§ **Excerpts from a figure dataset**:
* * * *
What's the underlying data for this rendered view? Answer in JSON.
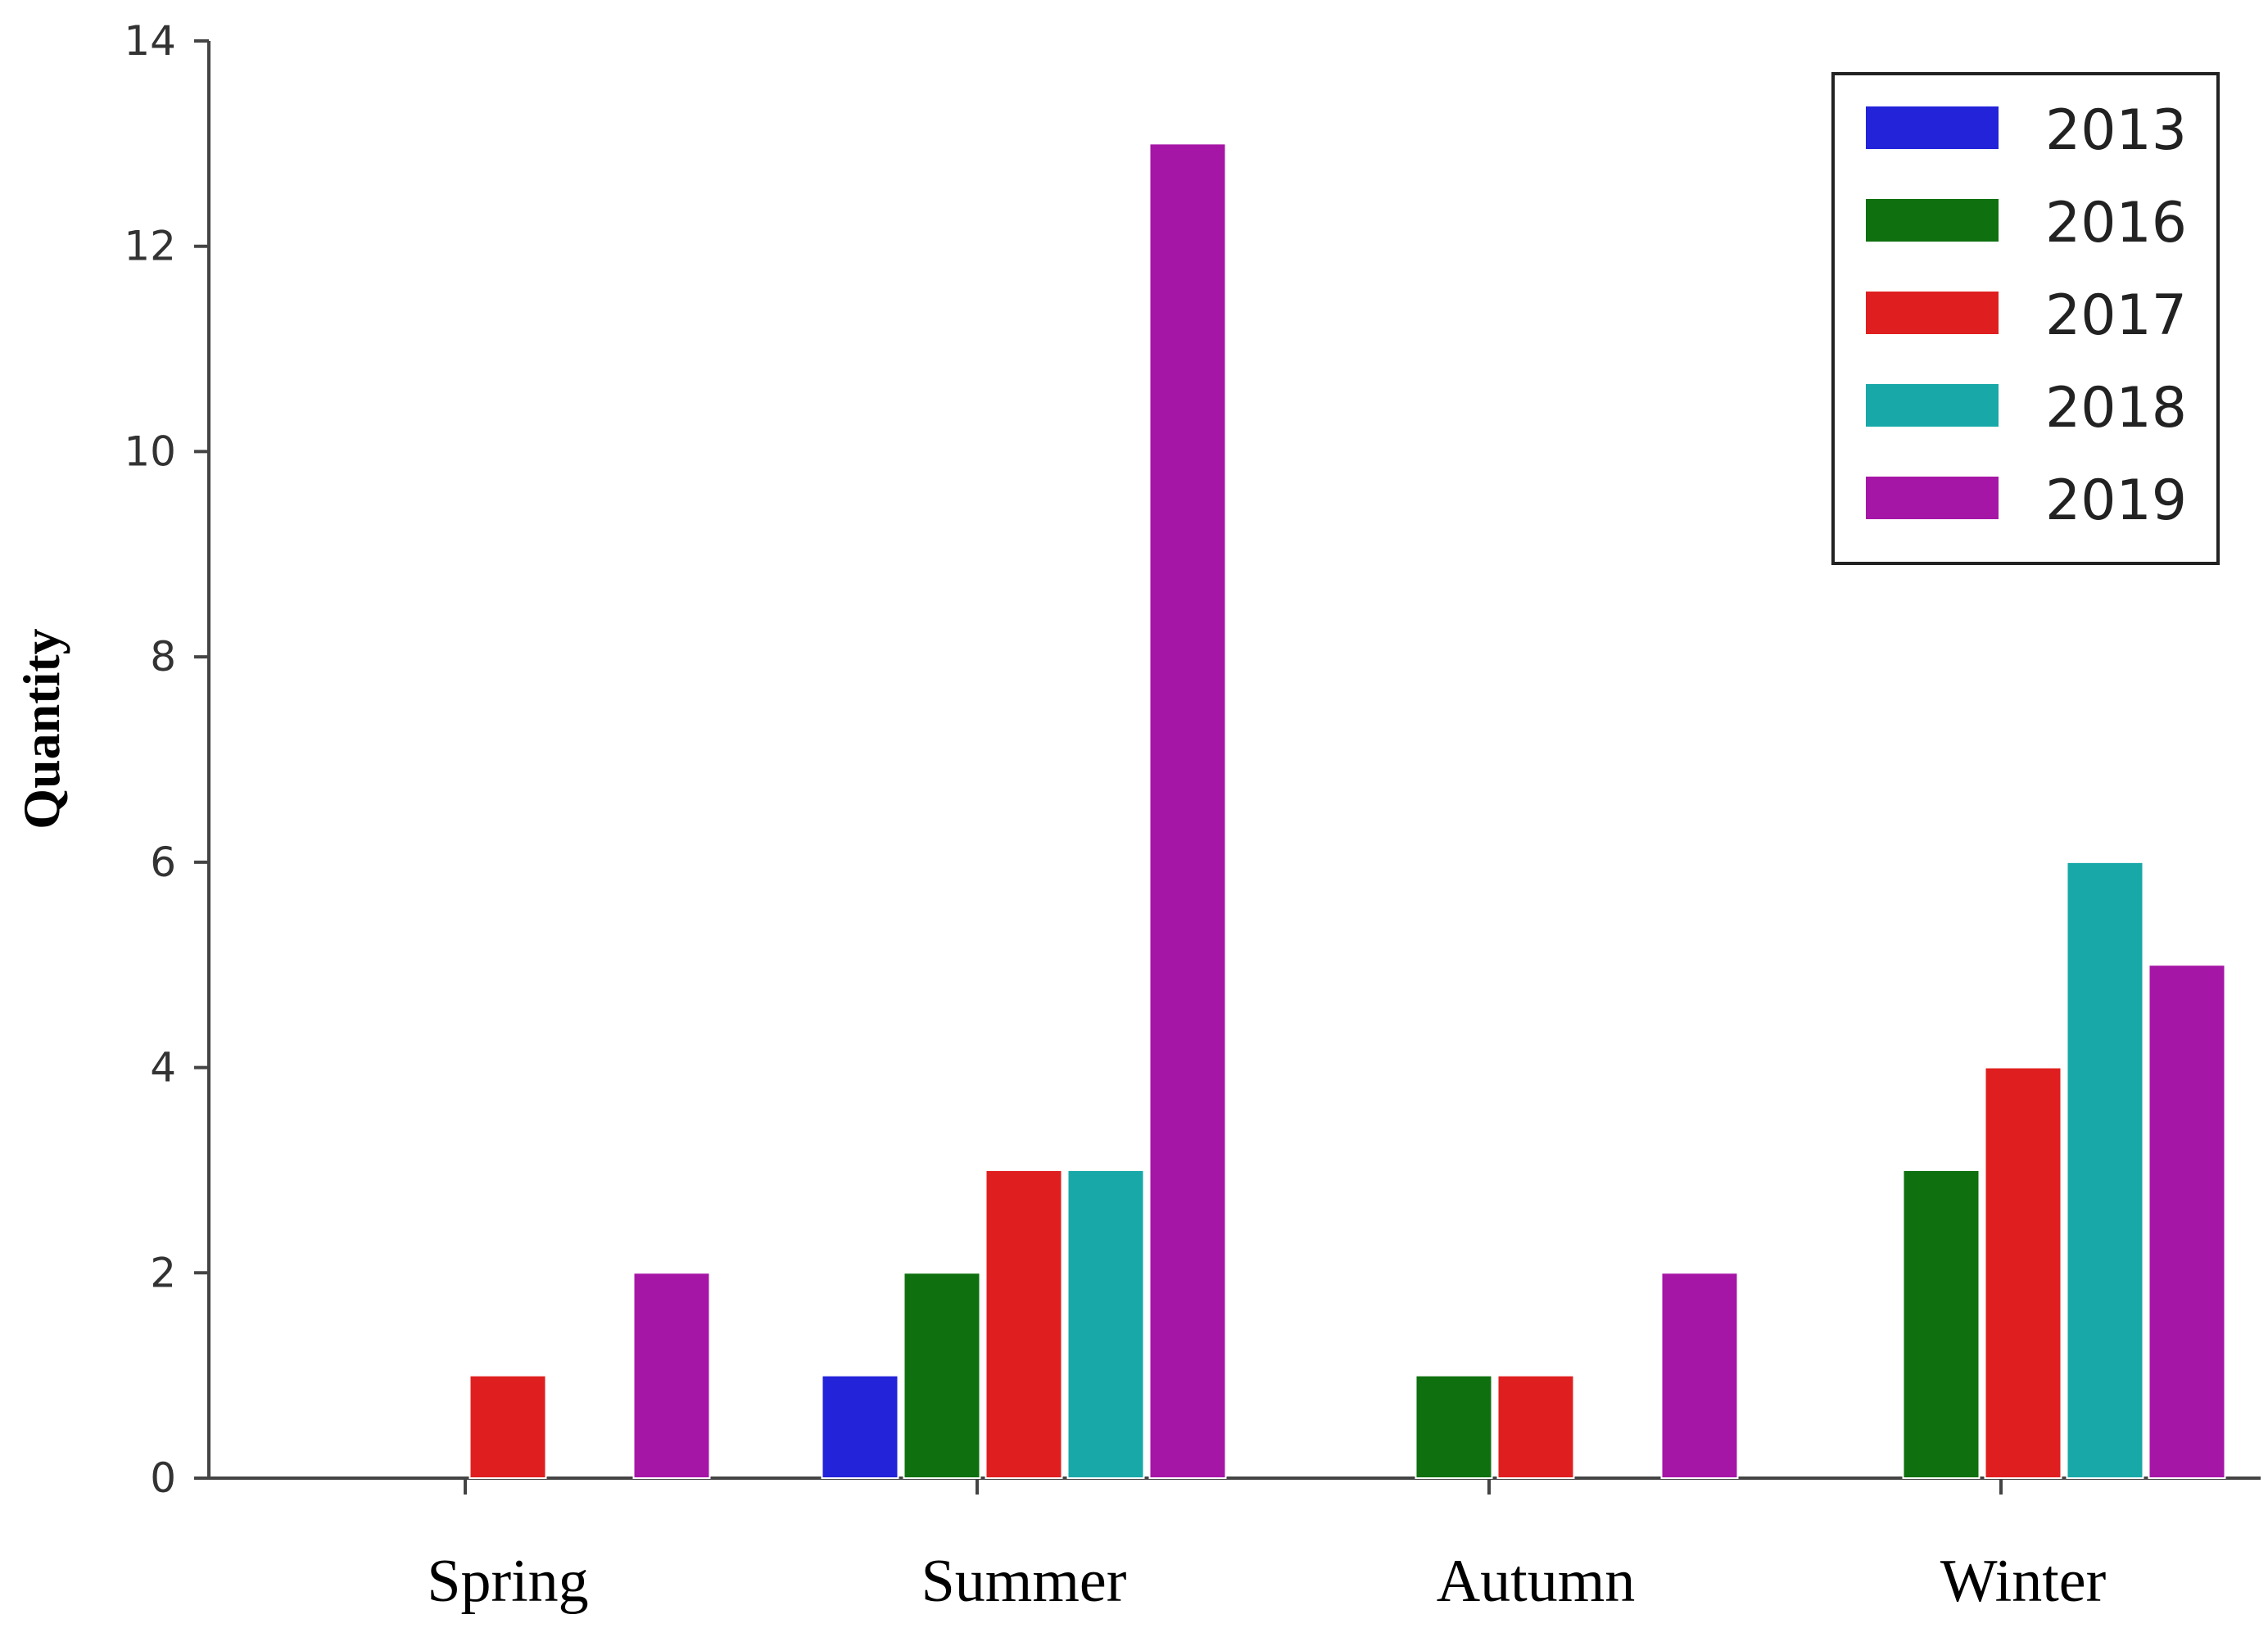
{
  "chart_data": {
    "type": "bar",
    "categories": [
      "Spring",
      "Summer",
      "Autumn",
      "Winter"
    ],
    "series": [
      {
        "name": "2013",
        "color": "#2323d9",
        "values": [
          0,
          1,
          0,
          0
        ]
      },
      {
        "name": "2016",
        "color": "#0e700e",
        "values": [
          0,
          2,
          1,
          3
        ]
      },
      {
        "name": "2017",
        "color": "#df1f1f",
        "values": [
          1,
          3,
          1,
          4
        ]
      },
      {
        "name": "2018",
        "color": "#18a8a8",
        "values": [
          0,
          3,
          0,
          6
        ]
      },
      {
        "name": "2019",
        "color": "#a616a6",
        "values": [
          2,
          13,
          2,
          5
        ]
      }
    ],
    "title": "",
    "xlabel": "",
    "ylabel": "Quantity",
    "ylim": [
      0,
      14
    ],
    "yticks": [
      "0",
      "2",
      "4",
      "6",
      "8",
      "10",
      "12",
      "14"
    ],
    "grid": false,
    "legend_position": "top-right"
  }
}
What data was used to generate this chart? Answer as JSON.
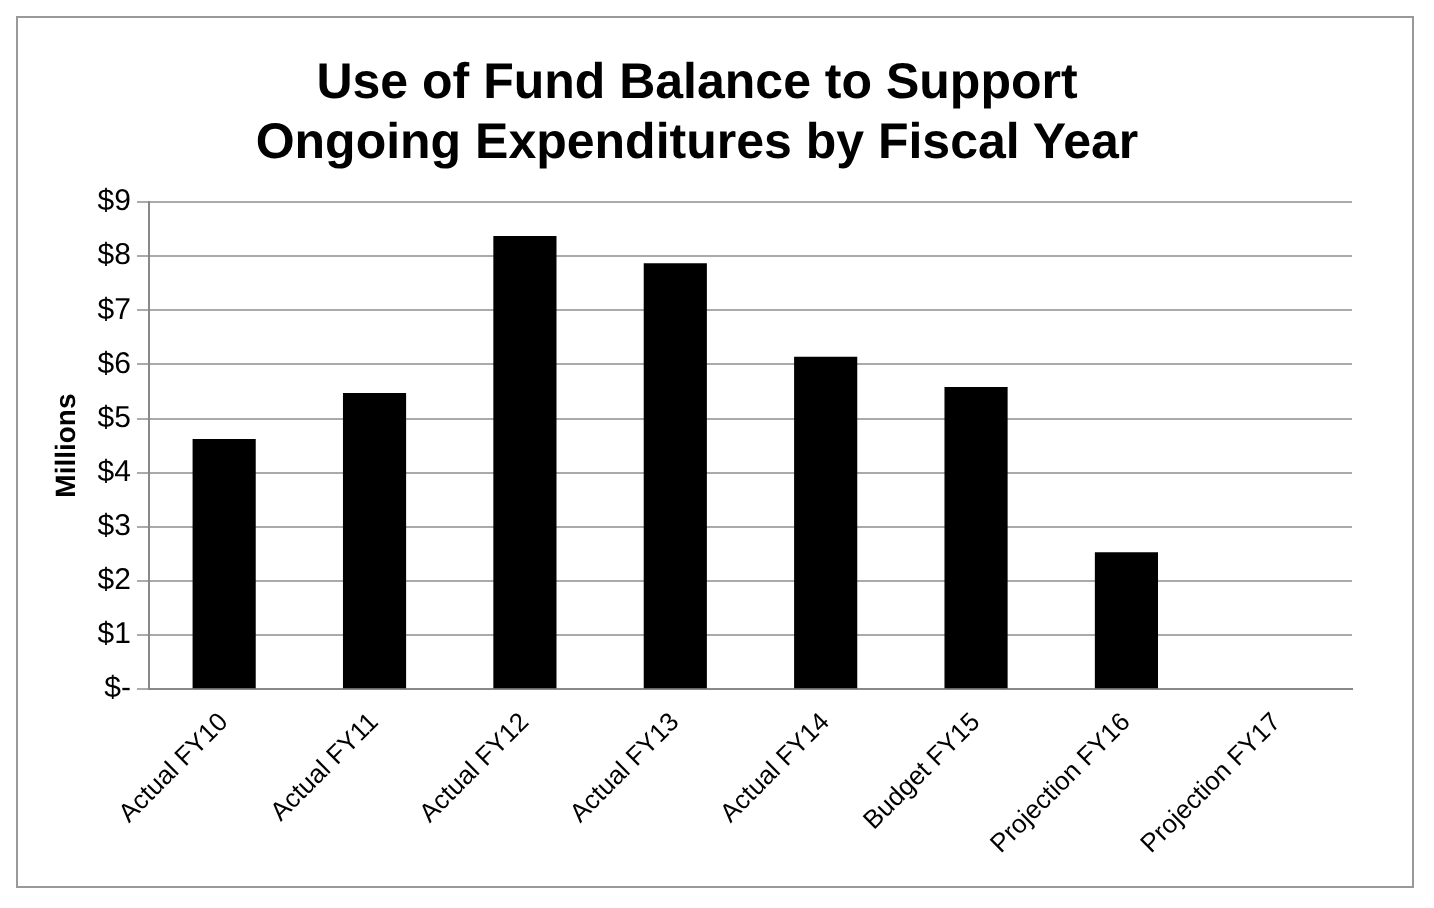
{
  "chart_data": {
    "type": "bar",
    "title": "Use of Fund Balance to Support\nOngoing Expenditures by Fiscal Year",
    "ylabel": "Millions",
    "categories": [
      "Actual FY10",
      "Actual FY11",
      "Actual FY12",
      "Actual FY13",
      "Actual FY14",
      "Budget FY15",
      "Projection FY16",
      "Projection FY17"
    ],
    "values": [
      4.62,
      5.47,
      8.37,
      7.87,
      6.14,
      5.58,
      2.53,
      0
    ],
    "color": "#000000",
    "ylim": [
      0,
      9
    ],
    "yticks": [
      {
        "value": 0,
        "label": "$-"
      },
      {
        "value": 1,
        "label": "$1"
      },
      {
        "value": 2,
        "label": "$2"
      },
      {
        "value": 3,
        "label": "$3"
      },
      {
        "value": 4,
        "label": "$4"
      },
      {
        "value": 5,
        "label": "$5"
      },
      {
        "value": 6,
        "label": "$6"
      },
      {
        "value": 7,
        "label": "$7"
      },
      {
        "value": 8,
        "label": "$8"
      },
      {
        "value": 9,
        "label": "$9"
      }
    ],
    "grid": "y",
    "legend": false
  }
}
* * * *
§ **Problem requirements**: All of the data needs repeating exactly, but the pictures do not.

§ **Correct output**:
What's the underlying data for this rendered view? Answer in JSON.
{
  "chart_data": {
    "type": "bar",
    "categories": [
      "Spring",
      "Summer",
      "Autumn",
      "Winter"
    ],
    "series": [
      {
        "name": "2013",
        "color": "#2323d9",
        "values": [
          0,
          1,
          0,
          0
        ]
      },
      {
        "name": "2016",
        "color": "#0e700e",
        "values": [
          0,
          2,
          1,
          3
        ]
      },
      {
        "name": "2017",
        "color": "#df1f1f",
        "values": [
          1,
          3,
          1,
          4
        ]
      },
      {
        "name": "2018",
        "color": "#18a8a8",
        "values": [
          0,
          3,
          0,
          6
        ]
      },
      {
        "name": "2019",
        "color": "#a616a6",
        "values": [
          2,
          13,
          2,
          5
        ]
      }
    ],
    "title": "",
    "xlabel": "",
    "ylabel": "Quantity",
    "ylim": [
      0,
      14
    ],
    "yticks": [
      "0",
      "2",
      "4",
      "6",
      "8",
      "10",
      "12",
      "14"
    ],
    "grid": false,
    "legend_position": "top-right"
  }
}
What data was used to generate this chart? Answer as JSON.
{
  "chart_data": {
    "type": "bar",
    "title": "Use of Fund Balance to Support\nOngoing Expenditures by Fiscal Year",
    "ylabel": "Millions",
    "categories": [
      "Actual FY10",
      "Actual FY11",
      "Actual FY12",
      "Actual FY13",
      "Actual FY14",
      "Budget FY15",
      "Projection FY16",
      "Projection FY17"
    ],
    "values": [
      4.62,
      5.47,
      8.37,
      7.87,
      6.14,
      5.58,
      2.53,
      0
    ],
    "color": "#000000",
    "ylim": [
      0,
      9
    ],
    "yticks": [
      {
        "value": 0,
        "label": "$-"
      },
      {
        "value": 1,
        "label": "$1"
      },
      {
        "value": 2,
        "label": "$2"
      },
      {
        "value": 3,
        "label": "$3"
      },
      {
        "value": 4,
        "label": "$4"
      },
      {
        "value": 5,
        "label": "$5"
      },
      {
        "value": 6,
        "label": "$6"
      },
      {
        "value": 7,
        "label": "$7"
      },
      {
        "value": 8,
        "label": "$8"
      },
      {
        "value": 9,
        "label": "$9"
      }
    ],
    "grid": "y",
    "legend": false
  }
}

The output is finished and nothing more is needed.